__STATED TASK__
Wherever the word "from" appears in the entries, copy the whole line.

__ENTRIES__
▬▬▬▬▬▬

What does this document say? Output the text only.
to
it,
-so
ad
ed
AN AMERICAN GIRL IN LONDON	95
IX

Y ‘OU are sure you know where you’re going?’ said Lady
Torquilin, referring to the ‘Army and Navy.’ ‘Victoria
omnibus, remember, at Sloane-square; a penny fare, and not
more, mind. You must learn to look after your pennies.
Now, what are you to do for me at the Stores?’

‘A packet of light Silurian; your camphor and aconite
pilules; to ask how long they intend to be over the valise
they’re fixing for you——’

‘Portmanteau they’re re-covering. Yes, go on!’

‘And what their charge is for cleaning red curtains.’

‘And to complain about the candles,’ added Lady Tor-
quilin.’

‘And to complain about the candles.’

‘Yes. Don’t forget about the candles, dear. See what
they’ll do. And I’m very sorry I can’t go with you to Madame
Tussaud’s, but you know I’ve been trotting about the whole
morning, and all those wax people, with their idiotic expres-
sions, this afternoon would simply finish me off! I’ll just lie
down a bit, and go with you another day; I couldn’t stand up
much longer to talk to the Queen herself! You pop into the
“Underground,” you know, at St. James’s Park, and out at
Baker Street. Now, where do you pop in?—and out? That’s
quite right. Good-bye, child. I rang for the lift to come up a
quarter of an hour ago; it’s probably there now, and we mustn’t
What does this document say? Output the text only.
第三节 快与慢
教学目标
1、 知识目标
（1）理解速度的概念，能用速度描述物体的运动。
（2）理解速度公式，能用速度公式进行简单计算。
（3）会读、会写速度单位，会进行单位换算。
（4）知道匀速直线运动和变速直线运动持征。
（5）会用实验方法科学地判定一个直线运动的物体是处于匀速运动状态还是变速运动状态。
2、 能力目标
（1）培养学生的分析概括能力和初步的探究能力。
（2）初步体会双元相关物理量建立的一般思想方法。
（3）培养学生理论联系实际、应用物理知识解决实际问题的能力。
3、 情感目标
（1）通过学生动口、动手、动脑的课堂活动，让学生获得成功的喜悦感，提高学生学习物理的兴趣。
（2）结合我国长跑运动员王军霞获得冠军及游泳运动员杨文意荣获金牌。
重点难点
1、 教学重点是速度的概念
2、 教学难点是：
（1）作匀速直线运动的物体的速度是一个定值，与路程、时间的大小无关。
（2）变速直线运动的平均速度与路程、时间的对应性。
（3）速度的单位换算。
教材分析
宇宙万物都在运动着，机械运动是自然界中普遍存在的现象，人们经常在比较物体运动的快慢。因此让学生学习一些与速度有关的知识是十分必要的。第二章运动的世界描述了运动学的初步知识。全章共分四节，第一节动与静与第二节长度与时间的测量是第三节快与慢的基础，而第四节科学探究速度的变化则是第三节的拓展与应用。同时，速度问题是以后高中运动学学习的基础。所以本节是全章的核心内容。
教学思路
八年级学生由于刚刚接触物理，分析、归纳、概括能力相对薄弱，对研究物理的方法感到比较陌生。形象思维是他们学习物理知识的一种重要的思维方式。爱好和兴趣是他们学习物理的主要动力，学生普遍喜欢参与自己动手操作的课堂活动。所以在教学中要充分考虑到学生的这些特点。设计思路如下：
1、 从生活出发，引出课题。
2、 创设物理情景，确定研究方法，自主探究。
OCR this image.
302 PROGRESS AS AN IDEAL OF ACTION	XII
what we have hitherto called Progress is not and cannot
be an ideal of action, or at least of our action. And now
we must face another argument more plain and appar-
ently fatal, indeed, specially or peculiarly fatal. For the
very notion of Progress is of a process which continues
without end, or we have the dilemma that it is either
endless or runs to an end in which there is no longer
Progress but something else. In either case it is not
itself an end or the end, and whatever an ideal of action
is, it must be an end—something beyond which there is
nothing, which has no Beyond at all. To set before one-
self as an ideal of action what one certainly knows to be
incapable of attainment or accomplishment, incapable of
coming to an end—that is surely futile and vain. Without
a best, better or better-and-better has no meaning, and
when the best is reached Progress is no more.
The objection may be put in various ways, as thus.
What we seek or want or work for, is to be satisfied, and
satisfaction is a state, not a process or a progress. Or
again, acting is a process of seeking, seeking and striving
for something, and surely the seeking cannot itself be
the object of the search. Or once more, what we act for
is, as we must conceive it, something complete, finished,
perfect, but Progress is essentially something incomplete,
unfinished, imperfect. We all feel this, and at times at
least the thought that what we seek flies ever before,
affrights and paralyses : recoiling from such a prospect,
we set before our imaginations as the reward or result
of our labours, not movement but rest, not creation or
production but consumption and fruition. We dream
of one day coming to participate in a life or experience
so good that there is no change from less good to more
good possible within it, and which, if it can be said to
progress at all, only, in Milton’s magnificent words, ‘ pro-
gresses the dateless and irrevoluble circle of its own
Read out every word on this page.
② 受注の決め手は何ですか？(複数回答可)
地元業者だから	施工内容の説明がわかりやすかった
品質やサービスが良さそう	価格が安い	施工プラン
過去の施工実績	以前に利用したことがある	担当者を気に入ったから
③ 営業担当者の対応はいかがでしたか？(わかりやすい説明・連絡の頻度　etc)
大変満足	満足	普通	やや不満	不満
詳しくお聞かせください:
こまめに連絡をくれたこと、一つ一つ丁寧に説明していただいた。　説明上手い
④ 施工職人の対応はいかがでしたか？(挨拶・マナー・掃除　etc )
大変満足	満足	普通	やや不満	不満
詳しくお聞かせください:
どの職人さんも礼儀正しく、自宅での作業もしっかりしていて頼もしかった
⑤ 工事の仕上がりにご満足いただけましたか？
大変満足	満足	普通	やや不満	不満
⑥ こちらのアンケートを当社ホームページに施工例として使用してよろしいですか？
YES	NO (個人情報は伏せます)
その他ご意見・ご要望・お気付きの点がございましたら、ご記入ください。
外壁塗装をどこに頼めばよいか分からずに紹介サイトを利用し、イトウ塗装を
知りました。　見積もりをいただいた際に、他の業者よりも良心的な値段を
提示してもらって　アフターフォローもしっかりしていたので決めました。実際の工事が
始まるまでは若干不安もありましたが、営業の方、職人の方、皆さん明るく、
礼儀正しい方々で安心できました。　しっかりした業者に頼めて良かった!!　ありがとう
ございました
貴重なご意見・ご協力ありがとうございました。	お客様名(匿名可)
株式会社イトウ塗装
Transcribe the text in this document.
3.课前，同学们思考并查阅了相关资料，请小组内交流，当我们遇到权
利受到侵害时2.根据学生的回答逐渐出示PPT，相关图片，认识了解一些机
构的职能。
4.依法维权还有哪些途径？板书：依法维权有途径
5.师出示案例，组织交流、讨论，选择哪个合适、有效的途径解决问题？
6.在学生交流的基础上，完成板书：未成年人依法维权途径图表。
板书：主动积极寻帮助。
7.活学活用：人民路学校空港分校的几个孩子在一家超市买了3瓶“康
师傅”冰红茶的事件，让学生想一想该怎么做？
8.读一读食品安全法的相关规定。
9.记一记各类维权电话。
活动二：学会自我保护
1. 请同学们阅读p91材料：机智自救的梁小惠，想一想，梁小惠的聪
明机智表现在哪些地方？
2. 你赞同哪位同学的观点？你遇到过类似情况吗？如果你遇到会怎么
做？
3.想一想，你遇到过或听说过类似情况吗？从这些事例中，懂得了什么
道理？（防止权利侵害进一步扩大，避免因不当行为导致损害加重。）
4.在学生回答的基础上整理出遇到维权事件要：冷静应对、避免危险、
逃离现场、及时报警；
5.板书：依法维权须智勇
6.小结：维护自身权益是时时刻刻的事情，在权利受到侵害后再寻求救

▬▬▬▬▬▬

__THE RESPONSE__
affrights and paralyses : recoiling from such a prospect,
so good that there is no change from less good to more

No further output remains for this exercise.